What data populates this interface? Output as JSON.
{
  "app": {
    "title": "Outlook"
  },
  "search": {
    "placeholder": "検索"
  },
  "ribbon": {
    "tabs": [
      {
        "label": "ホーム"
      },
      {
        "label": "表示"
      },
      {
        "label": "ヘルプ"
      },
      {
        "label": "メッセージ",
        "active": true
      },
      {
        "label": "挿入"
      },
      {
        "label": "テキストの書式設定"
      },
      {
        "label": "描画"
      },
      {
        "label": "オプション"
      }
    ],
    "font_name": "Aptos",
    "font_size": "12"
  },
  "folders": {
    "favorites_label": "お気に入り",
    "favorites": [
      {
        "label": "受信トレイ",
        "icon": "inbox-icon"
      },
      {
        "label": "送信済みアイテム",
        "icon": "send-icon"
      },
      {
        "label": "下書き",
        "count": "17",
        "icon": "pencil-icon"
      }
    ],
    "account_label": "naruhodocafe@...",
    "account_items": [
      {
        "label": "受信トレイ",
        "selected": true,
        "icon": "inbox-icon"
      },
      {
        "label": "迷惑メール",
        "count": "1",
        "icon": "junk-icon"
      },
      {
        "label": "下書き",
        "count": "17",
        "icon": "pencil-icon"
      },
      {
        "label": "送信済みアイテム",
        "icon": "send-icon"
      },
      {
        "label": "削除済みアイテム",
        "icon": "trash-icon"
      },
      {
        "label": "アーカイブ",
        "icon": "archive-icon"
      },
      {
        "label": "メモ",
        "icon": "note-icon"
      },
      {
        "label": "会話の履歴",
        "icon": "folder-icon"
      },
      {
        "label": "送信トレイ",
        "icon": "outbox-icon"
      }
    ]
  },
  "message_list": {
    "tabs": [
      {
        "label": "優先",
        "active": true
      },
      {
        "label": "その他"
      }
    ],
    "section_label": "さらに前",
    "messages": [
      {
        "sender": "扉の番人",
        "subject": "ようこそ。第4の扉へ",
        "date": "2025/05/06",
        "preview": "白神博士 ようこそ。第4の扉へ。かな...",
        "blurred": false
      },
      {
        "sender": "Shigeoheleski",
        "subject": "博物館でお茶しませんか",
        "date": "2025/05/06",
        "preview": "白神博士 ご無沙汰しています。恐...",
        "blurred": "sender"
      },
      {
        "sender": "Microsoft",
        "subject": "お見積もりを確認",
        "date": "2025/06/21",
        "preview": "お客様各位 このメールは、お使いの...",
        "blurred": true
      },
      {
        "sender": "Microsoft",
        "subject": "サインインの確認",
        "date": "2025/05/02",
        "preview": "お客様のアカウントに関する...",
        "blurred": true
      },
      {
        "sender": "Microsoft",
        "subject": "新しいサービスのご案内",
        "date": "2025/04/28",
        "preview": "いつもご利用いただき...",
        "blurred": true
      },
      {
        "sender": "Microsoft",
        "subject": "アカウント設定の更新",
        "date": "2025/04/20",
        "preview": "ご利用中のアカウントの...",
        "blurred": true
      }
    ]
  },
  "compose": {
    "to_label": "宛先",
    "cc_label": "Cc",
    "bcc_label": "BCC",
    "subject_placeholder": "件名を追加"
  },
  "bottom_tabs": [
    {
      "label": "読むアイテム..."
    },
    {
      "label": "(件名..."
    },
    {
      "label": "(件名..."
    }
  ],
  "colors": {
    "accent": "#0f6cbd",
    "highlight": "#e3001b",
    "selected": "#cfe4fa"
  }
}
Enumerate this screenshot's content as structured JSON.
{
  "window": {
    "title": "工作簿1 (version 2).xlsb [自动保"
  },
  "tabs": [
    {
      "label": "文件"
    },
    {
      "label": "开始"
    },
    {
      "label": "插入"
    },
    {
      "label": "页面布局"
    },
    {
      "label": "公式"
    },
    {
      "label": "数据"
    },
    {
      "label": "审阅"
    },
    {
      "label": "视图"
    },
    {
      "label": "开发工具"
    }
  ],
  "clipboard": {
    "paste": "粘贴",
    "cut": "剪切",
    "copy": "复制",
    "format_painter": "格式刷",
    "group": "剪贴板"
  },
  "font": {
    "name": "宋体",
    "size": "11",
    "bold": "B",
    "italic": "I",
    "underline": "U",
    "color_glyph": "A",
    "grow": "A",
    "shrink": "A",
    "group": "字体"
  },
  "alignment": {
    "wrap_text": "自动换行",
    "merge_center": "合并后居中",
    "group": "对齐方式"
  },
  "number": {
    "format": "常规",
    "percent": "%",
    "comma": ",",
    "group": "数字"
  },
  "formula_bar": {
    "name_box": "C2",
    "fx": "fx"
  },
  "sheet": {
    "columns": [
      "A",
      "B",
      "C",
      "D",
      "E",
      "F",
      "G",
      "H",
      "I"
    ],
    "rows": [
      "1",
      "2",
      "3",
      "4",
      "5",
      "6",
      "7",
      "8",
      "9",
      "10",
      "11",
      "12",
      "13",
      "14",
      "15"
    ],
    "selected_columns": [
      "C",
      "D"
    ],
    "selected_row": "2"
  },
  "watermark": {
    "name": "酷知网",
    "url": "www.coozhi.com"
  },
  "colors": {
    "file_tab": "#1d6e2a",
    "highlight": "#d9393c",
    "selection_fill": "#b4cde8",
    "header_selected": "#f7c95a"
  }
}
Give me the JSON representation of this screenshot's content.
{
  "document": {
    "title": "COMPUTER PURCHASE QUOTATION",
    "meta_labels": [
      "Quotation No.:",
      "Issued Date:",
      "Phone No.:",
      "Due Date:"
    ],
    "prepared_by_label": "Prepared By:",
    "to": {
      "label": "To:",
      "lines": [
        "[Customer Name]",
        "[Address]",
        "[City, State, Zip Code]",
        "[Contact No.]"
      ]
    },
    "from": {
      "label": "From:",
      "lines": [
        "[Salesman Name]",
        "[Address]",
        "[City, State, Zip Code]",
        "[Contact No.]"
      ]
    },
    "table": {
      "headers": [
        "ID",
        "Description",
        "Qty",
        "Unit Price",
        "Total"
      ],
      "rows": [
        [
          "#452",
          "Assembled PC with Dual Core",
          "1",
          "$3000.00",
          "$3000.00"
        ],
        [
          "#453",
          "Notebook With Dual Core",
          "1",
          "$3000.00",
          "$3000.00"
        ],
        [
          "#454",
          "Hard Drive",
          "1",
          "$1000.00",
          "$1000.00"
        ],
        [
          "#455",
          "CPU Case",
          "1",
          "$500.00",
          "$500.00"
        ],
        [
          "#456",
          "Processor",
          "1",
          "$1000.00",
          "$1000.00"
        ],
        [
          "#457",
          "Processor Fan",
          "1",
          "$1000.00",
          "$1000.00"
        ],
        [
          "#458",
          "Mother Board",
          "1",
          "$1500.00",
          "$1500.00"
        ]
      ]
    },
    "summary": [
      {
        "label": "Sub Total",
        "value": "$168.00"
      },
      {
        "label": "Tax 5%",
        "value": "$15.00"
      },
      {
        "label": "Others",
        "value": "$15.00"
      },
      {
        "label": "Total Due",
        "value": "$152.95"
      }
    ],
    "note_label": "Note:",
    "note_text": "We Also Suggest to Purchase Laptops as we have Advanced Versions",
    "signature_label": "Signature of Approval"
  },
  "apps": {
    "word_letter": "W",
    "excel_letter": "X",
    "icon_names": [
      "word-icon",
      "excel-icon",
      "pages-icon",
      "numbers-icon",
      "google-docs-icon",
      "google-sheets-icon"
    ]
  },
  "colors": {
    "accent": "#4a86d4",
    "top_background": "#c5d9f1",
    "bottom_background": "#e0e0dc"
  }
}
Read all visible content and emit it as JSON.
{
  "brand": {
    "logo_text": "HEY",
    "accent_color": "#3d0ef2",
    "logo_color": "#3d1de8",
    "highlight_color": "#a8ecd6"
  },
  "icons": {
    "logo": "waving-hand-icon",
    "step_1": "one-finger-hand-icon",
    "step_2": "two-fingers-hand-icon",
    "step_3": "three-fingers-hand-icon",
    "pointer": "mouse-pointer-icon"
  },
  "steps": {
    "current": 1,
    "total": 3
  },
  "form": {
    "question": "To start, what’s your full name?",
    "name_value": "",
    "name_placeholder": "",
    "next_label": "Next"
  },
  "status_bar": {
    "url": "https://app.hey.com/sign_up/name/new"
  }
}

----

The task:
List every line from the entries above in which "this" appears.

Result:
What data populates this interface? Output as JSON.
Enumerate this screenshot's content as structured JSON.
Give me the JSON representation of this screenshot's content.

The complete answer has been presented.